**INSTRUCTIONS FOR THE TASK:** Below are entries. Pull out all lines containing "আদমদ".

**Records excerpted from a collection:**
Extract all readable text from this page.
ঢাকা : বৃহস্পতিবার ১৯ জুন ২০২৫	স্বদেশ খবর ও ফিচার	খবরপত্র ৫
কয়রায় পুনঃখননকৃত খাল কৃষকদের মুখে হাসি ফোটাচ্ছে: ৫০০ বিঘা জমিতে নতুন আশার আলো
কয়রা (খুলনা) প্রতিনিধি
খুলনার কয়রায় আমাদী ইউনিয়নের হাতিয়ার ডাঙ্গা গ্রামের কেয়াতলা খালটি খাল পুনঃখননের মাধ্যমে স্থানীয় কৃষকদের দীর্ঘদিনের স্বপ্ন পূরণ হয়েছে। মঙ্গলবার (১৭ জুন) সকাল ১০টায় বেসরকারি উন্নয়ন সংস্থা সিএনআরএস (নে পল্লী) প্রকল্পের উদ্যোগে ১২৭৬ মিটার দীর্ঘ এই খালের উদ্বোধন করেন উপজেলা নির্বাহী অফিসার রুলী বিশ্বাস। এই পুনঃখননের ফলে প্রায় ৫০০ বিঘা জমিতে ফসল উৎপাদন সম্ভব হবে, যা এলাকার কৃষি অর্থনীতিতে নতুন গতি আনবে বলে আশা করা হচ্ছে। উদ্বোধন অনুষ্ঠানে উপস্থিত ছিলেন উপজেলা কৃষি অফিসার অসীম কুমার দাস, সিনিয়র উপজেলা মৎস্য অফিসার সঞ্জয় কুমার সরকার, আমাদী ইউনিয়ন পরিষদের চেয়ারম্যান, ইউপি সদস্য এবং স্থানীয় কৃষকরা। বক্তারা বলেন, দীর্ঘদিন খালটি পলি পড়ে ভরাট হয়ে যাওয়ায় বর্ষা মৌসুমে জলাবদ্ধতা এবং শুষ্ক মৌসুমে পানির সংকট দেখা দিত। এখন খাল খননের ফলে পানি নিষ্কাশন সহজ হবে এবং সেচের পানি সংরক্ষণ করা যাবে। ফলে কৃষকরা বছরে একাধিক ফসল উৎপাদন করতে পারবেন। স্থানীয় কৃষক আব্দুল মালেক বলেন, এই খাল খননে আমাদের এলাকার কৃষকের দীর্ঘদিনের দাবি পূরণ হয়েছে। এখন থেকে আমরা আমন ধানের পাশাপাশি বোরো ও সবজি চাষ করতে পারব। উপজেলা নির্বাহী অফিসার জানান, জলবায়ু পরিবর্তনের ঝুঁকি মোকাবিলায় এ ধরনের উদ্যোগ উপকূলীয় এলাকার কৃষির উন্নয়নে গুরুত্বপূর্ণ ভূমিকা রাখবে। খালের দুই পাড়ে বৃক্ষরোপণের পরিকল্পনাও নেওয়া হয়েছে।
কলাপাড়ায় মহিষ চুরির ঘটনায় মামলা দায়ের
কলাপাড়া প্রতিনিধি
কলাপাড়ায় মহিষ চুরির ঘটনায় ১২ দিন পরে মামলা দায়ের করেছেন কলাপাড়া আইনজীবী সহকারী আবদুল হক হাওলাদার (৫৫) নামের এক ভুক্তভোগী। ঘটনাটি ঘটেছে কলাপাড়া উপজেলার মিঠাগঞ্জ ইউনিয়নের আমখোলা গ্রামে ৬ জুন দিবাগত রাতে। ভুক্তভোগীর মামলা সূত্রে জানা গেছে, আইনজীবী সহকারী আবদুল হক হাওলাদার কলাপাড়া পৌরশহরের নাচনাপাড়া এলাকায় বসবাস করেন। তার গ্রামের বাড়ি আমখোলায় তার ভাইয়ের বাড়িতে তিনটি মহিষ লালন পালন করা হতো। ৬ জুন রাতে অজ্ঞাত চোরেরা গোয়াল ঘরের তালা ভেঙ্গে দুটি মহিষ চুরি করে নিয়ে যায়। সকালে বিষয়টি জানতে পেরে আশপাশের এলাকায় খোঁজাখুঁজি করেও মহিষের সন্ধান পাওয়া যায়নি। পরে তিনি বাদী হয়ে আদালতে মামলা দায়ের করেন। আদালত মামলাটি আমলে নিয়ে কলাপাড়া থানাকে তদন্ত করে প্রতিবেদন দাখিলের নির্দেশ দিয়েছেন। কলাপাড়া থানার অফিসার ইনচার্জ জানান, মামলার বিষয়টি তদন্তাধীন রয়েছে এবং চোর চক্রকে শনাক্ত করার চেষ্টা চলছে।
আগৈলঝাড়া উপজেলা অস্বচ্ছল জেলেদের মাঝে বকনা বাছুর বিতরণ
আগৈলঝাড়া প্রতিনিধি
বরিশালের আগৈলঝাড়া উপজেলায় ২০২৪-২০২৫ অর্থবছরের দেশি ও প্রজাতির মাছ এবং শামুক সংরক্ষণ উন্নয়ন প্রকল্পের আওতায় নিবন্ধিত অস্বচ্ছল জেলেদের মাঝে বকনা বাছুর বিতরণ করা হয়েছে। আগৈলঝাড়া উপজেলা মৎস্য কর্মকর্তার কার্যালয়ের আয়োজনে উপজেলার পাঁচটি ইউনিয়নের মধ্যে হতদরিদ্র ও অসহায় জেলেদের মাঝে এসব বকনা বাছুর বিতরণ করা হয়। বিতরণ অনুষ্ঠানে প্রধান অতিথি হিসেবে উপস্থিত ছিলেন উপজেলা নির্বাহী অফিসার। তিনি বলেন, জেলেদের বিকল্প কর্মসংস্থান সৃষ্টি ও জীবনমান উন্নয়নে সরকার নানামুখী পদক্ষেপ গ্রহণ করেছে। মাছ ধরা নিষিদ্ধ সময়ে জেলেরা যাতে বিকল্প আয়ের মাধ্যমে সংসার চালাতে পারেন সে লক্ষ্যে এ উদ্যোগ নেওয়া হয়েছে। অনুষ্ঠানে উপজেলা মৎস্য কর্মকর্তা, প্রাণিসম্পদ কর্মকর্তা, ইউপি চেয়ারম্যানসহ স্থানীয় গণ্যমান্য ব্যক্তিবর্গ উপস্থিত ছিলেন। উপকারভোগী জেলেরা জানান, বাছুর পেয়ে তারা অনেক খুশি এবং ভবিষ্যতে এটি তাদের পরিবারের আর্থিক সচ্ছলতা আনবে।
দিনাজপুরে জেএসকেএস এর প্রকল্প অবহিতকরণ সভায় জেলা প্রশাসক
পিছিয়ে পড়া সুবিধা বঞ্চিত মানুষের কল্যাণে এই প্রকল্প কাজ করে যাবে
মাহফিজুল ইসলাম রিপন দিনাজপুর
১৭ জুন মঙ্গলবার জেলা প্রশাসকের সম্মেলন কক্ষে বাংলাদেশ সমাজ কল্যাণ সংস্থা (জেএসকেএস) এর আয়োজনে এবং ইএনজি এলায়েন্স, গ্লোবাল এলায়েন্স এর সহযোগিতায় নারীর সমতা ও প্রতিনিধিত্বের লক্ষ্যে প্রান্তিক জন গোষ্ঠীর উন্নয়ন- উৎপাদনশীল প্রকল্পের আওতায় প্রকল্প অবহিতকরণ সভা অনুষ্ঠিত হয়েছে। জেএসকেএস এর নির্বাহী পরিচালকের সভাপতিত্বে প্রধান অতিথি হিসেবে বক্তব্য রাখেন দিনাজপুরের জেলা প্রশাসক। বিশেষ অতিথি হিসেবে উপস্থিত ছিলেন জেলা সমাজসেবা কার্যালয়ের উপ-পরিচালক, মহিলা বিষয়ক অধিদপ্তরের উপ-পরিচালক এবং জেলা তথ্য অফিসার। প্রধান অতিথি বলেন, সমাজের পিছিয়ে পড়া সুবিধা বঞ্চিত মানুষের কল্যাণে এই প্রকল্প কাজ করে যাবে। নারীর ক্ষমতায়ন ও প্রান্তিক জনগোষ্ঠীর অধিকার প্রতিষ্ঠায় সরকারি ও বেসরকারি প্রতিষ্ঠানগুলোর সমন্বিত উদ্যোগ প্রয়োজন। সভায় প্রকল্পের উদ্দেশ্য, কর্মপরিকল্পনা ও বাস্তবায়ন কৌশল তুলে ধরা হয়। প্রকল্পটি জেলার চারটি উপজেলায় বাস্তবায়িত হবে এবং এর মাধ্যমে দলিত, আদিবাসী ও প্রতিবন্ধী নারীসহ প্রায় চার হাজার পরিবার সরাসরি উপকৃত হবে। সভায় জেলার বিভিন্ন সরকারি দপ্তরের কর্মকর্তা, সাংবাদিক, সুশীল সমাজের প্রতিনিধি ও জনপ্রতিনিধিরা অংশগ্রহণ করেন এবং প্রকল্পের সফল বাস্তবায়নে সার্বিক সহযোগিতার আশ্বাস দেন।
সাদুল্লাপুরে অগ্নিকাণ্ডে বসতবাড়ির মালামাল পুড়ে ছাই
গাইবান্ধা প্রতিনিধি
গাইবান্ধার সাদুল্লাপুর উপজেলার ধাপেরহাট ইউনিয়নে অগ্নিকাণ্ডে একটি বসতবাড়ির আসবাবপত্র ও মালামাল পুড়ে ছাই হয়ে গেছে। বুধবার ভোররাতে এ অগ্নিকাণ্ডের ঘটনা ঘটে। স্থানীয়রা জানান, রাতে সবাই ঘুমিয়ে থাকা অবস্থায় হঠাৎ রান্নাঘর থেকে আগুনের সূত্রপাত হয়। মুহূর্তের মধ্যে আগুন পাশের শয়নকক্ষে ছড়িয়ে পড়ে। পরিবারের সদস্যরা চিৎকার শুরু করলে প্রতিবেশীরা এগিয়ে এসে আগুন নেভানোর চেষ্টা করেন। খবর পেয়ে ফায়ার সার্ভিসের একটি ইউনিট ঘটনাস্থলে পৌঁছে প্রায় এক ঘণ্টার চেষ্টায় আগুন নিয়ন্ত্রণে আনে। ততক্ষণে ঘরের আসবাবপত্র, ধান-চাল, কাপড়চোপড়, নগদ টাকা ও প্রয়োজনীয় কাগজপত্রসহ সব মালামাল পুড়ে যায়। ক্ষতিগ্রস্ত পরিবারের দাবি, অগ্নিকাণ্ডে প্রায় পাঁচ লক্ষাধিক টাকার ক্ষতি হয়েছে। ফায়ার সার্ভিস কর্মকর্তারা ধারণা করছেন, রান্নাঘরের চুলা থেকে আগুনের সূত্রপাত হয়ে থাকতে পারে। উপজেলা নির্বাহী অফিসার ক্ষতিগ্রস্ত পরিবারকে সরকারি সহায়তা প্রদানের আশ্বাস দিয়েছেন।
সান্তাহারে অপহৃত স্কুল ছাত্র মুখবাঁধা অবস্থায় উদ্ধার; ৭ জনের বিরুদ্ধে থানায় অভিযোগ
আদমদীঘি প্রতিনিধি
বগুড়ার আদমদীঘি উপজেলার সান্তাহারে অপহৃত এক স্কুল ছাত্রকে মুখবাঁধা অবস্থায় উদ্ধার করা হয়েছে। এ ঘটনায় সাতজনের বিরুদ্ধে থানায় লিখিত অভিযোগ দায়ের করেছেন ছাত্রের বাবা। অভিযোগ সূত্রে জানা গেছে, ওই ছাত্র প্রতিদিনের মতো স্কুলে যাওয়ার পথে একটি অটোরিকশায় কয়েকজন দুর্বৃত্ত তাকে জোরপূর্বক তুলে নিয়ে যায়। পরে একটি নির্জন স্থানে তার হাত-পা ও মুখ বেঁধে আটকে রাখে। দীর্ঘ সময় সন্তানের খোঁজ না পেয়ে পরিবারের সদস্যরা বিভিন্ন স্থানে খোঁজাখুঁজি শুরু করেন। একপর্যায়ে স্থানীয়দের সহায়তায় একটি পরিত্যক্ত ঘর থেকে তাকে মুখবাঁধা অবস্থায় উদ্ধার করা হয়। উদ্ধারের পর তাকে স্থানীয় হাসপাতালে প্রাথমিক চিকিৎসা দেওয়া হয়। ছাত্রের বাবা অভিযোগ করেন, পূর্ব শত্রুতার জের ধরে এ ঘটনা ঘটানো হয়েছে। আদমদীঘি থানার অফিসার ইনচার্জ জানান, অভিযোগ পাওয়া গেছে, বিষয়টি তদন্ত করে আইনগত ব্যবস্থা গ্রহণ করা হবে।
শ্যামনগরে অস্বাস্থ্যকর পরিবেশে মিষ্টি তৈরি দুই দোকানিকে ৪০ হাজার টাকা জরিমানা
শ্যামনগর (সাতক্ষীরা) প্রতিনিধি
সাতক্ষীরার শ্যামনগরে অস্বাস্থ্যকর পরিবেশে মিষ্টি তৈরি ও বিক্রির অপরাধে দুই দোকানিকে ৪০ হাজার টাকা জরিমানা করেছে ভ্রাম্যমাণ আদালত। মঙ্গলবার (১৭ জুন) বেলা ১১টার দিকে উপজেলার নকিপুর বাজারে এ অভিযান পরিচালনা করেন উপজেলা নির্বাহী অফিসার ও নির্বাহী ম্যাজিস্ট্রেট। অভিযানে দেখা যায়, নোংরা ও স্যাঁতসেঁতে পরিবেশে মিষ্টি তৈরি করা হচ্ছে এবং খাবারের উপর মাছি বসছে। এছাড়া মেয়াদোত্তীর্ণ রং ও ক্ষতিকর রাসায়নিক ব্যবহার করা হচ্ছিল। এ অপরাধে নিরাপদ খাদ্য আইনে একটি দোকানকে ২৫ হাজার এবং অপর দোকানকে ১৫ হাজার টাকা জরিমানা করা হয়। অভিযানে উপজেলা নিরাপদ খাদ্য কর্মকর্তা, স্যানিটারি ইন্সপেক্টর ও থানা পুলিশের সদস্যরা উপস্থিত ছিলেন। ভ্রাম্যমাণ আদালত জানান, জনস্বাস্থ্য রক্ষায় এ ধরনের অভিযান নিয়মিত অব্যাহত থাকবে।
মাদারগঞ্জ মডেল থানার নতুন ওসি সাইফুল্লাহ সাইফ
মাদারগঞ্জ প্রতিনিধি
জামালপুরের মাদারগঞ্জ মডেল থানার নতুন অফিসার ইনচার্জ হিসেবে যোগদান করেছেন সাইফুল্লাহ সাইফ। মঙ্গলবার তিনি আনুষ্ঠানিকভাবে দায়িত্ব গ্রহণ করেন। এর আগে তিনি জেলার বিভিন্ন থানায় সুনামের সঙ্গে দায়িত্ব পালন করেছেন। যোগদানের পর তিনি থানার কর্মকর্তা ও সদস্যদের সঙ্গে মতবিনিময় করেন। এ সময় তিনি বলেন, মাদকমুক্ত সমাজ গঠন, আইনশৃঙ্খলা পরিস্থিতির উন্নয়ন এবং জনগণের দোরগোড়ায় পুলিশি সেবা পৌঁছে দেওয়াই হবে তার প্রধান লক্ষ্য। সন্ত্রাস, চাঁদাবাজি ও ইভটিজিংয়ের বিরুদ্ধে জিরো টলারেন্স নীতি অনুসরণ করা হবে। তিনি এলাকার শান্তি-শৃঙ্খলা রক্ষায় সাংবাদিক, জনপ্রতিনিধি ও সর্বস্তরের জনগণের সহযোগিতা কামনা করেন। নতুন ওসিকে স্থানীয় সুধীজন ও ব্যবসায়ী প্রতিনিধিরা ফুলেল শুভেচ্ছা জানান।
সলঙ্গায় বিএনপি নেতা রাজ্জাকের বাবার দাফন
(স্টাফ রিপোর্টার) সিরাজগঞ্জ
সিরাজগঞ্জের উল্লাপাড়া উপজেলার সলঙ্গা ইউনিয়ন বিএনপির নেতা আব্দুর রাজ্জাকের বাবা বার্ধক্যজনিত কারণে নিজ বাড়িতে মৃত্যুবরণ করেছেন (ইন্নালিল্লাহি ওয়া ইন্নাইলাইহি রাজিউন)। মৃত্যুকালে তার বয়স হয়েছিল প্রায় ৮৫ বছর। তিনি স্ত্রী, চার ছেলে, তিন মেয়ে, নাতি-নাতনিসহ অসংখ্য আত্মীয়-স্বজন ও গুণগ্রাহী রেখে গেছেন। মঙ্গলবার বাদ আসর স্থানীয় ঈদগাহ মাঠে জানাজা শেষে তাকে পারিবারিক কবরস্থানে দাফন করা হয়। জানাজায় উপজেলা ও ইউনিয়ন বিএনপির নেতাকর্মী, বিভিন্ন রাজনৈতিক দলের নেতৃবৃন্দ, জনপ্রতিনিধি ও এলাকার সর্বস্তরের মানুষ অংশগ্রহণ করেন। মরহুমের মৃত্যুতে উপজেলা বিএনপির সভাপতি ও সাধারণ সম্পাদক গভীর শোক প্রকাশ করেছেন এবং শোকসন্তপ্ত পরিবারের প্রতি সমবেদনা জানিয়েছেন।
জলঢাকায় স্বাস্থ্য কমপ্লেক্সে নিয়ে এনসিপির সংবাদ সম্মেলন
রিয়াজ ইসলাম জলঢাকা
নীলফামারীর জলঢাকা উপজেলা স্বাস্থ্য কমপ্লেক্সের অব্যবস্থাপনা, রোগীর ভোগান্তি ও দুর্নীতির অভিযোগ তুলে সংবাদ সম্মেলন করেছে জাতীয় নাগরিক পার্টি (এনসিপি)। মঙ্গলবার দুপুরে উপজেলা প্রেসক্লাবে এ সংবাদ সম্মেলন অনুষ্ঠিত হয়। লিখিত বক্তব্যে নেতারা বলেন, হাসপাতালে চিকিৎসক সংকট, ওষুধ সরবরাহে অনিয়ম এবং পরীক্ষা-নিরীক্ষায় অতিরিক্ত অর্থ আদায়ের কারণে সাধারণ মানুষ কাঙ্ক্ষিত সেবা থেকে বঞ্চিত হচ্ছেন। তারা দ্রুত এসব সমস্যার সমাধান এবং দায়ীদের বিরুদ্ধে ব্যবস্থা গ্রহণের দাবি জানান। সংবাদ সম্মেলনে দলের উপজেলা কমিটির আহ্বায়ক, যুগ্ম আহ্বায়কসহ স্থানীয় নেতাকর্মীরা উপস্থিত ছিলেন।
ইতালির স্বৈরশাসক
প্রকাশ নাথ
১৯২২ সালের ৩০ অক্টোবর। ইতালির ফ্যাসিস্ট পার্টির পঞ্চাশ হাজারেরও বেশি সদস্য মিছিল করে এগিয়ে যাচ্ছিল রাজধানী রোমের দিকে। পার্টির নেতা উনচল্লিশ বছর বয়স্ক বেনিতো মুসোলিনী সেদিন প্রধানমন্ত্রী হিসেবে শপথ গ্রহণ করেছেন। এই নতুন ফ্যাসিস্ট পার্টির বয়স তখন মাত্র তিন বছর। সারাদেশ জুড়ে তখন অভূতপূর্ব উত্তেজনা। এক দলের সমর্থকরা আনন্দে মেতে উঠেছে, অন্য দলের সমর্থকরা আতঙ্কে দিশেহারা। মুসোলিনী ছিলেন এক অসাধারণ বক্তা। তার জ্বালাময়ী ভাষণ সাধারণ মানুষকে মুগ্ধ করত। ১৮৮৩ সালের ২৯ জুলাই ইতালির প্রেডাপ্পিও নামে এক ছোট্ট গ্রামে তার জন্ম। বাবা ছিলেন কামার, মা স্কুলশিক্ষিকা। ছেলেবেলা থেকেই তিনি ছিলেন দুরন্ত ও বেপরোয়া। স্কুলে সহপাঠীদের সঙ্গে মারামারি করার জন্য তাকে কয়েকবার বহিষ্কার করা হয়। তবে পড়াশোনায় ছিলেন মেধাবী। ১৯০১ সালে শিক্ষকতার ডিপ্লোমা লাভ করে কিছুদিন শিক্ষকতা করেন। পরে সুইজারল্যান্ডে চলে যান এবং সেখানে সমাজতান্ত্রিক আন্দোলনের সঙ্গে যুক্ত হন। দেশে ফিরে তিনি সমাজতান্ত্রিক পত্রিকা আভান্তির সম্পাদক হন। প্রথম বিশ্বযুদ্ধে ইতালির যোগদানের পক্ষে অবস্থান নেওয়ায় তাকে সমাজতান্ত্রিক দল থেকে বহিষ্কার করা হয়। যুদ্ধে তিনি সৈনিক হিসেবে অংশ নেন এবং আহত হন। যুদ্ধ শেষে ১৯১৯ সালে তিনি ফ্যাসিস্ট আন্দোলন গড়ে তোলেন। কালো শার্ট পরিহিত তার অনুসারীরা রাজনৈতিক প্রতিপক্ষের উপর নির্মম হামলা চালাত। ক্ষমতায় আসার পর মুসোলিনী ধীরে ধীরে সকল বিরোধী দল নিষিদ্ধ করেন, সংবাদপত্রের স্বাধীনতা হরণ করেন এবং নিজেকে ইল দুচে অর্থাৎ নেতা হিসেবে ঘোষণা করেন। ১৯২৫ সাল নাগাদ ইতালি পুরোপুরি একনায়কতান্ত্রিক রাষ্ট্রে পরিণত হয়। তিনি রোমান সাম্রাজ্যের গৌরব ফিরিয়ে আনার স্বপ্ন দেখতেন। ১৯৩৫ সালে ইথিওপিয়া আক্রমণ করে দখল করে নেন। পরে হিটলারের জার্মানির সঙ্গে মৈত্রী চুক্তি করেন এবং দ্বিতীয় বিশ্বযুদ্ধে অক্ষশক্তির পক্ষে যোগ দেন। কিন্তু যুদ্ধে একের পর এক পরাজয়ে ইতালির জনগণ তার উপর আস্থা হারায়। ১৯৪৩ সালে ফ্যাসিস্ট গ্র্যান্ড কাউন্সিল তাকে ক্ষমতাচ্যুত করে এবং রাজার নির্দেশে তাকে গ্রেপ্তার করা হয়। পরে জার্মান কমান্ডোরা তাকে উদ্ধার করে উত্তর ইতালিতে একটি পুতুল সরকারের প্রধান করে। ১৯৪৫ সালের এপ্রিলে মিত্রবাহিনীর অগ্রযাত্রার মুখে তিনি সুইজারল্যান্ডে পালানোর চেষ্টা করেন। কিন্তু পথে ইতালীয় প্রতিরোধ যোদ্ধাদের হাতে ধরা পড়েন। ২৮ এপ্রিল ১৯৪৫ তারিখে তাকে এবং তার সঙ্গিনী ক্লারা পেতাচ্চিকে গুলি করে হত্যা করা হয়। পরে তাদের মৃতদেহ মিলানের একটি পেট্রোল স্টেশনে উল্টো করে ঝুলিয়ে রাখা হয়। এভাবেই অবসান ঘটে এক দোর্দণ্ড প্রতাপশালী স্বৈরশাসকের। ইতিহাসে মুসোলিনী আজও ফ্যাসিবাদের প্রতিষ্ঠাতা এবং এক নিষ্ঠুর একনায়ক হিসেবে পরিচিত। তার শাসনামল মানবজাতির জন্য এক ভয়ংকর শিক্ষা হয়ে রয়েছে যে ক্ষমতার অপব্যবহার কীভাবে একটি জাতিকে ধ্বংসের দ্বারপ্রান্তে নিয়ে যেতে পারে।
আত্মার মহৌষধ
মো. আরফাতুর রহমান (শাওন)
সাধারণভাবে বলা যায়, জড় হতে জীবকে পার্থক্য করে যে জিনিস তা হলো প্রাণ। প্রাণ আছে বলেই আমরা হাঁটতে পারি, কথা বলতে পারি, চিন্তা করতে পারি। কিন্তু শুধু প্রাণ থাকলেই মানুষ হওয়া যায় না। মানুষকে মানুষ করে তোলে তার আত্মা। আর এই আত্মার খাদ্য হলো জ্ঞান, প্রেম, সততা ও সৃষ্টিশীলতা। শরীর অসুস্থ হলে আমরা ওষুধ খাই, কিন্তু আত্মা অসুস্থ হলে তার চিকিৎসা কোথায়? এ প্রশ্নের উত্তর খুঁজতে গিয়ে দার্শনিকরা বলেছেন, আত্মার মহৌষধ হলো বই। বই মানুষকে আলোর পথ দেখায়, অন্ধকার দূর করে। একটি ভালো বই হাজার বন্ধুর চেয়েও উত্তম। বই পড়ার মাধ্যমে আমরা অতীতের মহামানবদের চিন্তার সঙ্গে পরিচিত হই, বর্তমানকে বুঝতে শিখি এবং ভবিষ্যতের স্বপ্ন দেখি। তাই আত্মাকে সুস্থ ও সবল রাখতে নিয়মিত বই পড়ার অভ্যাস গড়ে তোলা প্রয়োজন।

**PROBLEM SOLUTION:**
আদমদীঘি প্রতিনিধি
বগুড়ার আদমদীঘি উপজেলার সান্তাহারে অপহৃত এক স্কুল ছাত্রকে মুখবাঁধা অবস্থায় উদ্ধার করা হয়েছে। এ ঘটনায় সাতজনের বিরুদ্ধে থানায় লিখিত অভিযোগ দায়ের করেছেন ছাত্রের বাবা। অভিযোগ সূত্রে জানা গেছে, ওই ছাত্র প্রতিদিনের মতো স্কুলে যাওয়ার পথে একটি অটোরিকশায় কয়েকজন দুর্বৃত্ত তাকে জোরপূর্বক তুলে নিয়ে যায়। পরে একটি নির্জন স্থানে তার হাত-পা ও মুখ বেঁধে আটকে রাখে। দীর্ঘ সময় সন্তানের খোঁজ না পেয়ে পরিবারের সদস্যরা বিভিন্ন স্থানে খোঁজাখুঁজি শুরু করেন। একপর্যায়ে স্থানীয়দের সহায়তায় একটি পরিত্যক্ত ঘর থেকে তাকে মুখবাঁধা অবস্থায় উদ্ধার করা হয়। উদ্ধারের পর তাকে স্থানীয় হাসপাতালে প্রাথমিক চিকিৎসা দেওয়া হয়। ছাত্রের বাবা অভিযোগ করেন, পূর্ব শত্রুতার জের ধরে এ ঘটনা ঘটানো হয়েছে। আদমদীঘি থানার অফিসার ইনচার্জ জানান, অভিযোগ পাওয়া গেছে, বিষয়টি তদন্ত করে আইনগত ব্যবস্থা গ্রহণ করা হবে।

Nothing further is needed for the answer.